SET EXERCISE: How many of these lines hold the string "name"? Answer with the number only.

SOURCE MATERIAL:
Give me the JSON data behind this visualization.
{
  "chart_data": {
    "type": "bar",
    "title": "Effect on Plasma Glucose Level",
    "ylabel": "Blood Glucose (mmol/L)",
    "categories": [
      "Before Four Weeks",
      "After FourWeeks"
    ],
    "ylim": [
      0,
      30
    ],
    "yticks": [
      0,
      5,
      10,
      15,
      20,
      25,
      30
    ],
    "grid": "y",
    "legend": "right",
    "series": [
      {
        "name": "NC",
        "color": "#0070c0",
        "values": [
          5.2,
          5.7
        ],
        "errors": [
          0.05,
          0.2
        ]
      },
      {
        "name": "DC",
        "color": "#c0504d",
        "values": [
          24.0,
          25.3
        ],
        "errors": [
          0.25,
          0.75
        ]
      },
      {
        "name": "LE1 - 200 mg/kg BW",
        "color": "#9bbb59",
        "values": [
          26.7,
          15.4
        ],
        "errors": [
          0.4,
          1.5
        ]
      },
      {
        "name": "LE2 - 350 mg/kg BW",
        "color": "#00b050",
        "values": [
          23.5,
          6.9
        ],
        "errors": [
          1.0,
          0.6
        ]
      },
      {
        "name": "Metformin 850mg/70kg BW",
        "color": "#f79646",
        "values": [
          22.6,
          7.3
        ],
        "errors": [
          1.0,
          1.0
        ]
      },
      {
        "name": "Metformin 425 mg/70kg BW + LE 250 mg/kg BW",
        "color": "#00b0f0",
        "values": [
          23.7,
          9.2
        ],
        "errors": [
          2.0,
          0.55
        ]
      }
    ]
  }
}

SOLUTION TO THE EXERCISE: 6